Set of tasks
(a) From the July 2008 blog entries, copy out everything from "Entries from July" down to "a faster one?".
(b) According to the July 2008 blog entries, how long was the marshmallow put in the microwave?

Page text
*****
Entries from July 2008
Unfortunately my camera is broken. Will provide a photo once it’s fixed. Basically, I had a lump of old bread in the house and wanted something different on its toasted slices. There also happened to be an opened bag of marshmallows on the table, so I just stuck one into my housemate’s microwave for about 5 seconds and had instant marshmallow spread! I’m sure you can make a nicer spread, but can you make a faster one?
PS: This might also work if you hold the marshmallow over a flame and toast it soft – this should then have an additional smoky flavour!
Categories: Uncategorized
Tagged: marshmallow spread recipe

Yey – more stuff from my balcony is growing into tasty shapes! I also have developed cravings for chinese-style noodle soups, so I’m trying combine the balcony harvest with noodly experimentation! I’m not quite satisfied with my stock yet, but I shall report once I am! (any suggestions?) My favourite Chinese restaurant does a delicious stock for their noodle soup – I’m not sure whether I’m detecting a gentle hint of ginger and peanut!
*****
Source material
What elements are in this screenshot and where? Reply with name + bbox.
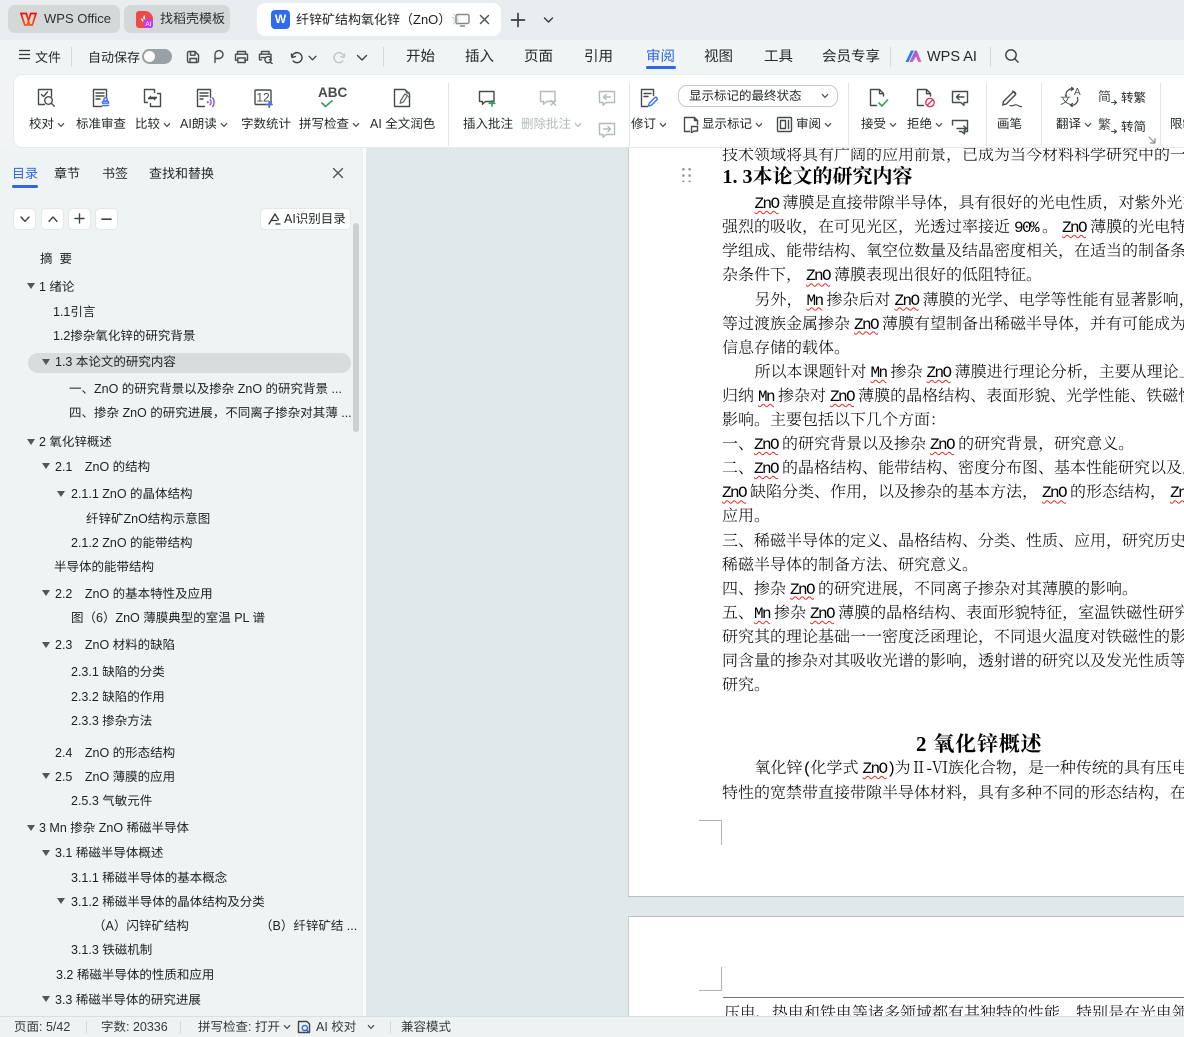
*****
Answers to the exercises
(a)
Entries from July 2008
Unfortunately my camera is broken. Will provide a photo once it’s fixed. Basically, I had a lump of old bread in the house and wanted something different on its toasted slices. There also happened to be an opened bag of marshmallows on the table, so I just stuck one into my housemate’s microwave for about 5 seconds and had instant marshmallow spread! I’m sure you can make a nicer spread, but can you make a faster one?

(b) About 5 seconds.